-- begin TASK MATERIAL --

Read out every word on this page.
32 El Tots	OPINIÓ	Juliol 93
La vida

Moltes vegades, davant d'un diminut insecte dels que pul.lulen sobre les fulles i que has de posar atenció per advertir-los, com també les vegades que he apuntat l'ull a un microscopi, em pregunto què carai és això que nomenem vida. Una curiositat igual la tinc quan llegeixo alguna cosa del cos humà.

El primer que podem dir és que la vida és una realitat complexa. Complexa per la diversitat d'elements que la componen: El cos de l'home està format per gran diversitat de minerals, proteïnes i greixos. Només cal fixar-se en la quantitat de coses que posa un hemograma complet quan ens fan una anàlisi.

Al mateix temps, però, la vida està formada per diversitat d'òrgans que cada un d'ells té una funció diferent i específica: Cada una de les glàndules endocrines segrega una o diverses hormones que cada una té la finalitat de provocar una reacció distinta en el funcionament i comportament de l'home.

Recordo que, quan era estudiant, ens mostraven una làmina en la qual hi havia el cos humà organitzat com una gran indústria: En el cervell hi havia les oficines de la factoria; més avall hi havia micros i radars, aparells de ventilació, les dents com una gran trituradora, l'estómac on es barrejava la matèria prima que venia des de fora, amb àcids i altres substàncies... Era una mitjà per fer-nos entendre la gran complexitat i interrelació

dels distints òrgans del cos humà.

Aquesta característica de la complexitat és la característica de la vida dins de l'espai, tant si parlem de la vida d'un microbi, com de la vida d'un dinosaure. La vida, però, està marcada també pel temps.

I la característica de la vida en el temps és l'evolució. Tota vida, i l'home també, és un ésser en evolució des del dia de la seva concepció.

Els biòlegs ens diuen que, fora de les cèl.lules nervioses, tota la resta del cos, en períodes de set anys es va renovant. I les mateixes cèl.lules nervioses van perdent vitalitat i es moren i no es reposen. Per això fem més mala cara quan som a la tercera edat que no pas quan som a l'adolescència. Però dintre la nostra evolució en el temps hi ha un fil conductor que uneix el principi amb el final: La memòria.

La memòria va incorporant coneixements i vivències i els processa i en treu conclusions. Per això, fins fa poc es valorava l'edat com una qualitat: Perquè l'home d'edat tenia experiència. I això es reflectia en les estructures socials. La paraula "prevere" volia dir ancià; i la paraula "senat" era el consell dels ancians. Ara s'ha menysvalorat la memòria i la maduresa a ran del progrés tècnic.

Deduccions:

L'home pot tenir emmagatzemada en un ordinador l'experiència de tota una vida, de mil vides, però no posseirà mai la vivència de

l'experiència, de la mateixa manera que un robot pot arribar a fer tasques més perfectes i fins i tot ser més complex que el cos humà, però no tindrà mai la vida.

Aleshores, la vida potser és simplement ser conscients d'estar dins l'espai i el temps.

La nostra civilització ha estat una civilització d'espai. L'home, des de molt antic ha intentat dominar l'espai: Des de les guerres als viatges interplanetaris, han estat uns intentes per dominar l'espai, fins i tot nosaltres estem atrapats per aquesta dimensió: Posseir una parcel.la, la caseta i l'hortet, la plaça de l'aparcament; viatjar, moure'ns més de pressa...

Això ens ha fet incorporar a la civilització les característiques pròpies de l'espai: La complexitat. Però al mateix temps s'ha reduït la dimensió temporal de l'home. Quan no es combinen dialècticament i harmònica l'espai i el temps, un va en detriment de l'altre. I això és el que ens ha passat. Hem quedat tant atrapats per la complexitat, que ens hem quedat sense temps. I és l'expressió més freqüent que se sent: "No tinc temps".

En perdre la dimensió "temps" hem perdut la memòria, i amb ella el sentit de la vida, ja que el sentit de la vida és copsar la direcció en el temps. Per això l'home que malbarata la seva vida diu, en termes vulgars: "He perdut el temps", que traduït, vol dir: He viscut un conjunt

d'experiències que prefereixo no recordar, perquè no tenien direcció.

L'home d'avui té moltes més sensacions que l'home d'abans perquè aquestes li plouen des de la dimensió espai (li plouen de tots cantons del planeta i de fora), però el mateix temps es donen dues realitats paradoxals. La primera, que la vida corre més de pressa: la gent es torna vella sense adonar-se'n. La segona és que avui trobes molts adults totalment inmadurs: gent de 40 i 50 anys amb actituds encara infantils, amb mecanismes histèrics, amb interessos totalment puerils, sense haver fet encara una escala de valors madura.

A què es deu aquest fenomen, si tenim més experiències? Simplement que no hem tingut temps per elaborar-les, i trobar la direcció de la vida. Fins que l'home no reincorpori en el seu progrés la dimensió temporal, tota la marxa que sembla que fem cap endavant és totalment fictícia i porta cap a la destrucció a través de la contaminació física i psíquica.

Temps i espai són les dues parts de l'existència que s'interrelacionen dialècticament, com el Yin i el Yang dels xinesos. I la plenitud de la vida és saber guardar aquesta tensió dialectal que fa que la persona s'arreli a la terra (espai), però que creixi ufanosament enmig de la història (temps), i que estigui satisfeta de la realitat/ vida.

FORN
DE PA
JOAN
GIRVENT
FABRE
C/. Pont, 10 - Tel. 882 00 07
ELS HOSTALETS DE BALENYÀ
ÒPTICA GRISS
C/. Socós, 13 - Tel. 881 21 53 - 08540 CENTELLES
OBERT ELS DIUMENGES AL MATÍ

-- end TASK MATERIAL --

All of the entries above should be written out again exactly.

Read out every word on this page.
32 El Tots	OPINIÓ	Juliol 93
La vida

Moltes vegades, davant d'un diminut insecte dels que pul.lulen sobre les fulles i que has de posar atenció per advertir-los, com també les vegades que he apuntat l'ull a un microscopi, em pregunto què carai és això que nomenem vida. Una curiositat igual la tinc quan llegeixo alguna cosa del cos humà.

El primer que podem dir és que la vida és una realitat complexa. Complexa per la diversitat d'elements que la componen: El cos de l'home està format per gran diversitat de minerals, proteïnes i greixos. Només cal fixar-se en la quantitat de coses que posa un hemograma complet quan ens fan una anàlisi.

Al mateix temps, però, la vida està formada per diversitat d'òrgans que cada un d'ells té una funció diferent i específica: Cada una de les glàndules endocrines segrega una o diverses hormones que cada una té la finalitat de provocar una reacció distinta en el funcionament i comportament de l'home.

Recordo que, quan era estudiant, ens mostraven una làmina en la qual hi havia el cos humà organitzat com una gran indústria: En el cervell hi havia les oficines de la factoria; més avall hi havia micros i radars, aparells de ventilació, les dents com una gran trituradora, l'estómac on es barrejava la matèria prima que venia des de fora, amb àcids i altres substàncies... Era una mitjà per fer-nos entendre la gran complexitat i interrelació

dels distints òrgans del cos humà.

Aquesta característica de la complexitat és la característica de la vida dins de l'espai, tant si parlem de la vida d'un microbi, com de la vida d'un dinosaure. La vida, però, està marcada també pel temps.

I la característica de la vida en el temps és l'evolució. Tota vida, i l'home també, és un ésser en evolució des del dia de la seva concepció.

Els biòlegs ens diuen que, fora de les cèl.lules nervioses, tota la resta del cos, en períodes de set anys es va renovant. I les mateixes cèl.lules nervioses van perdent vitalitat i es moren i no es reposen. Per això fem més mala cara quan som a la tercera edat que no pas quan som a l'adolescència. Però dintre la nostra evolució en el temps hi ha un fil conductor que uneix el principi amb el final: La memòria.

La memòria va incorporant coneixements i vivències i els processa i en treu conclusions. Per això, fins fa poc es valorava l'edat com una qualitat: Perquè l'home d'edat tenia experiència. I això es reflectia en les estructures socials. La paraula "prevere" volia dir ancià; i la paraula "senat" era el consell dels ancians. Ara s'ha menysvalorat la memòria i la maduresa a ran del progrés tècnic.

Deduccions:

L'home pot tenir emmagatzemada en un ordinador l'experiència de tota una vida, de mil vides, però no posseirà mai la vivència de

l'experiència, de la mateixa manera que un robot pot arribar a fer tasques més perfectes i fins i tot ser més complex que el cos humà, però no tindrà mai la vida.

Aleshores, la vida potser és simplement ser conscients d'estar dins l'espai i el temps.

La nostra civilització ha estat una civilització d'espai. L'home, des de molt antic ha intentat dominar l'espai: Des de les guerres als viatges interplanetaris, han estat uns intentes per dominar l'espai, fins i tot nosaltres estem atrapats per aquesta dimensió: Posseir una parcel.la, la caseta i l'hortet, la plaça de l'aparcament; viatjar, moure'ns més de pressa...

Això ens ha fet incorporar a la civilització les característiques pròpies de l'espai: La complexitat. Però al mateix temps s'ha reduït la dimensió temporal de l'home. Quan no es combinen dialècticament i harmònica l'espai i el temps, un va en detriment de l'altre. I això és el que ens ha passat. Hem quedat tant atrapats per la complexitat, que ens hem quedat sense temps. I és l'expressió més freqüent que se sent: "No tinc temps".

En perdre la dimensió "temps" hem perdut la memòria, i amb ella el sentit de la vida, ja que el sentit de la vida és copsar la direcció en el temps. Per això l'home que malbarata la seva vida diu, en termes vulgars: "He perdut el temps", que traduït, vol dir: He viscut un conjunt

d'experiències que prefereixo no recordar, perquè no tenien direcció.

L'home d'avui té moltes més sensacions que l'home d'abans perquè aquestes li plouen des de la dimensió espai (li plouen de tots cantons del planeta i de fora), però el mateix temps es donen dues realitats paradoxals. La primera, que la vida corre més de pressa: la gent es torna vella sense adonar-se'n. La segona és que avui trobes molts adults totalment inmadurs: gent de 40 i 50 anys amb actituds encara infantils, amb mecanismes histèrics, amb interessos totalment puerils, sense haver fet encara una escala de valors madura.

A què es deu aquest fenomen, si tenim més experiències? Simplement que no hem tingut temps per elaborar-les, i trobar la direcció de la vida. Fins que l'home no reincorpori en el seu progrés la dimensió temporal, tota la marxa que sembla que fem cap endavant és totalment fictícia i porta cap a la destrucció a través de la contaminació física i psíquica.

Temps i espai són les dues parts de l'existència que s'interrelacionen dialècticament, com el Yin i el Yang dels xinesos. I la plenitud de la vida és saber guardar aquesta tensió dialectal que fa que la persona s'arreli a la terra (espai), però que creixi ufanosament enmig de la història (temps), i que estigui satisfeta de la realitat/ vida.

FORN
DE PA
JOAN
GIRVENT
FABRE
C/. Pont, 10 - Tel. 882 00 07
ELS HOSTALETS DE BALENYÀ
ÒPTICA GRISS
C/. Socós, 13 - Tel. 881 21 53 - 08540 CENTELLES
OBERT ELS DIUMENGES AL MATÍ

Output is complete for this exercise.